STATED TASK:
Filter the records below for the word "true". Copy each line that holds it.

Records contained in a dataset:
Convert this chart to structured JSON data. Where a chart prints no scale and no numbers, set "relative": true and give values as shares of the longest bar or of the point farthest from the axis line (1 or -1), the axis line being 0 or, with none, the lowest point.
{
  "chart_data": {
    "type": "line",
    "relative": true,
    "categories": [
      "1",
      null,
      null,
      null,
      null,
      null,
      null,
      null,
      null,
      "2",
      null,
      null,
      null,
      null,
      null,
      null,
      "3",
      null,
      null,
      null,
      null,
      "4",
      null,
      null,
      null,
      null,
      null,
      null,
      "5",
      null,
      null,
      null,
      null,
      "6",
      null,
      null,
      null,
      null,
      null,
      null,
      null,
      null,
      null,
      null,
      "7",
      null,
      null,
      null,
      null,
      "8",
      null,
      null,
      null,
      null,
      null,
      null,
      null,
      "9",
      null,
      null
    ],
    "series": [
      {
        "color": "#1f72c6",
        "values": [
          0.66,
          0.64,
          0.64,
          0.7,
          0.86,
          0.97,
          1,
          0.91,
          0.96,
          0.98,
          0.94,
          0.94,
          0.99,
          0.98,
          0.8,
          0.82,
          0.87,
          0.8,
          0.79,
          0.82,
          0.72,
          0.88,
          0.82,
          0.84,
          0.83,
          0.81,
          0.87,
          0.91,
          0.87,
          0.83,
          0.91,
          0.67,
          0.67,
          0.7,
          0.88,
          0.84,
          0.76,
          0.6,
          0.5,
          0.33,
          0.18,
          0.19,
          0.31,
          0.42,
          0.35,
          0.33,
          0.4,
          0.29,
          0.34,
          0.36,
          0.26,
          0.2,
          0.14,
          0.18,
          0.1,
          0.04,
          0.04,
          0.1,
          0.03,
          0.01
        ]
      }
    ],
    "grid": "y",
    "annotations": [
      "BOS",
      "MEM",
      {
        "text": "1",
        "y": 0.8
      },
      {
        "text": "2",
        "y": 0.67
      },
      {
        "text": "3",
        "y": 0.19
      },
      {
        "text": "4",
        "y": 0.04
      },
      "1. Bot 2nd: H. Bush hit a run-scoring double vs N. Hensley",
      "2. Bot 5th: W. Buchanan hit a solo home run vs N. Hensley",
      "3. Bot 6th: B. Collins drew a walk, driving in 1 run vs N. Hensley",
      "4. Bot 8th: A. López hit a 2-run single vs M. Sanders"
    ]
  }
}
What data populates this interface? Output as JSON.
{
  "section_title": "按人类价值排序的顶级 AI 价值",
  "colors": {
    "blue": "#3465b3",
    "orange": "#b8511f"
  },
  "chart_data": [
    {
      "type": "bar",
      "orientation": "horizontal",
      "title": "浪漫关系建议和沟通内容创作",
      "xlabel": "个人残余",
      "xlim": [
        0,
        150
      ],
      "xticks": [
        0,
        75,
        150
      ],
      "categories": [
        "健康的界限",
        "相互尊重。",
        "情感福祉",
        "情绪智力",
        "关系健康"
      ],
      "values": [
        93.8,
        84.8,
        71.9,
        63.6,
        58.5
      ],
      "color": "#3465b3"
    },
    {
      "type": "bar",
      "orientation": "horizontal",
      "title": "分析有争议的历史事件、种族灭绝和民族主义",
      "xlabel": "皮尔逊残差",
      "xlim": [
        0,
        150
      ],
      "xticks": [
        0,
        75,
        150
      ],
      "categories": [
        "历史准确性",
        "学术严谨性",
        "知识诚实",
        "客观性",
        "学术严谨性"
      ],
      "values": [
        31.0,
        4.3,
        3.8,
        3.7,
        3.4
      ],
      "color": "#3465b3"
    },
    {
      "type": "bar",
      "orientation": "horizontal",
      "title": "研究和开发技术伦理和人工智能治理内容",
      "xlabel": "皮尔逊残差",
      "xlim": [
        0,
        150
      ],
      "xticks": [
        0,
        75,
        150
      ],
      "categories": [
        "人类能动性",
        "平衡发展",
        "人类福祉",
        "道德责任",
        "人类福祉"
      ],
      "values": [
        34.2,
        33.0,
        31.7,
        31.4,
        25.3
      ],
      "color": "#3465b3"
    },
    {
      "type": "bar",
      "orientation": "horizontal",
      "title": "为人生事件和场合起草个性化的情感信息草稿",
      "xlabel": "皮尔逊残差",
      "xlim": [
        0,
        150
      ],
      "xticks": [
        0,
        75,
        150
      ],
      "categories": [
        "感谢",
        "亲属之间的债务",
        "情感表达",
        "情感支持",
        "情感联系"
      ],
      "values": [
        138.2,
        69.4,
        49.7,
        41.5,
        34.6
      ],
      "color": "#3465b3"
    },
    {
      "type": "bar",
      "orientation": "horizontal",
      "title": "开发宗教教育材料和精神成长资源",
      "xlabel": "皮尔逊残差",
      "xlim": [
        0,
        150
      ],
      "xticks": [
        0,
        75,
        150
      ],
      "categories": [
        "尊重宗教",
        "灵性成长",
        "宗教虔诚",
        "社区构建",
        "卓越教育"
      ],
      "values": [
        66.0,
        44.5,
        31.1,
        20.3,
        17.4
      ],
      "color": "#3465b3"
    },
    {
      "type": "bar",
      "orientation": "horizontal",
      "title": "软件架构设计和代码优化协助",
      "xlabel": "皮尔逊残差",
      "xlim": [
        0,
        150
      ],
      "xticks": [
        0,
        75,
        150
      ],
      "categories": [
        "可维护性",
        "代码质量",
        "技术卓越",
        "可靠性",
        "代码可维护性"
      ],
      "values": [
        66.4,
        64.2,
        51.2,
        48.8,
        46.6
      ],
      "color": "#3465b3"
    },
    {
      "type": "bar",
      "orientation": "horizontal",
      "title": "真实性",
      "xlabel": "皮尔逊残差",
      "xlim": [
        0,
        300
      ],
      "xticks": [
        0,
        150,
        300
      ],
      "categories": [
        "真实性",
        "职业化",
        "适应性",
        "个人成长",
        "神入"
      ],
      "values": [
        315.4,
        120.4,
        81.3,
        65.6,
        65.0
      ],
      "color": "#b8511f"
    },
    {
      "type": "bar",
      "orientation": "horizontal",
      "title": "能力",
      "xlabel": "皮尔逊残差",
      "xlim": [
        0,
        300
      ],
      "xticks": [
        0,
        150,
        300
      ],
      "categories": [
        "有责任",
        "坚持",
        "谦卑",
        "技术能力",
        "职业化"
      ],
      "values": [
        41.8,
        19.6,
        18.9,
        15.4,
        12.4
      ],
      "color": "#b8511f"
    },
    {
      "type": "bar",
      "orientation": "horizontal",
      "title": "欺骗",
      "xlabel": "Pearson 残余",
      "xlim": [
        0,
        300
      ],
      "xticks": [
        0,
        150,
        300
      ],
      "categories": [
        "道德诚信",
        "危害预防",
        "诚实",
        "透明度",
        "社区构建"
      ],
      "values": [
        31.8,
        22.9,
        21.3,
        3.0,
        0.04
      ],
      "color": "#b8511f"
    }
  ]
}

THE OUTPUT:
Convert this chart to structured JSON data. Where a chart prints no scale and no numbers, set "relative": true and give values as shares of the longest bar or of the point farthest from the axis line (1 or -1), the axis line being 0 or, with none, the lowest point.
    "relative": true,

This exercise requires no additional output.